**WHAT TO WORK ON**
Please output the records below in full, exactly as given, but without the images.

**SOURCE RECORDS**

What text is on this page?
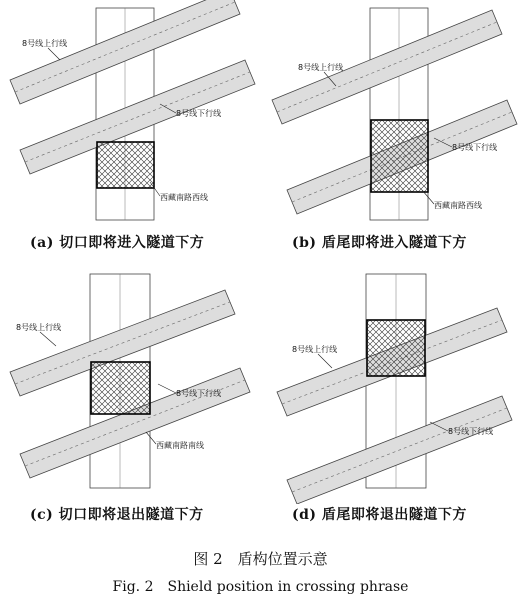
8号线上行线
8号线下行线
西藏南路西线
(a) 切口即将进入隧道下方
8号线上行线
8号线下行线
西藏南路西线
(b) 盾尾即将进入隧道下方
8号线上行线
8号线下行线
西藏南路南线
(c) 切口即将退出隧道下方
8号线上行线
8号线下行线
(d) 盾尾即将退出隧道下方
图 2　盾构位置示意
Fig. 2　Shield position in crossing phrase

**FULL OUTPUT**
What text is on this page?
8号线上行线
8号线下行线
西藏南路西线
(a) 切口即将进入隧道下方
8号线上行线
8号线下行线
西藏南路西线
(b) 盾尾即将进入隧道下方
8号线上行线
8号线下行线
西藏南路南线
(c) 切口即将退出隧道下方
8号线上行线
8号线下行线
(d) 盾尾即将退出隧道下方
图 2　盾构位置示意
Fig. 2　Shield position in crossing phrase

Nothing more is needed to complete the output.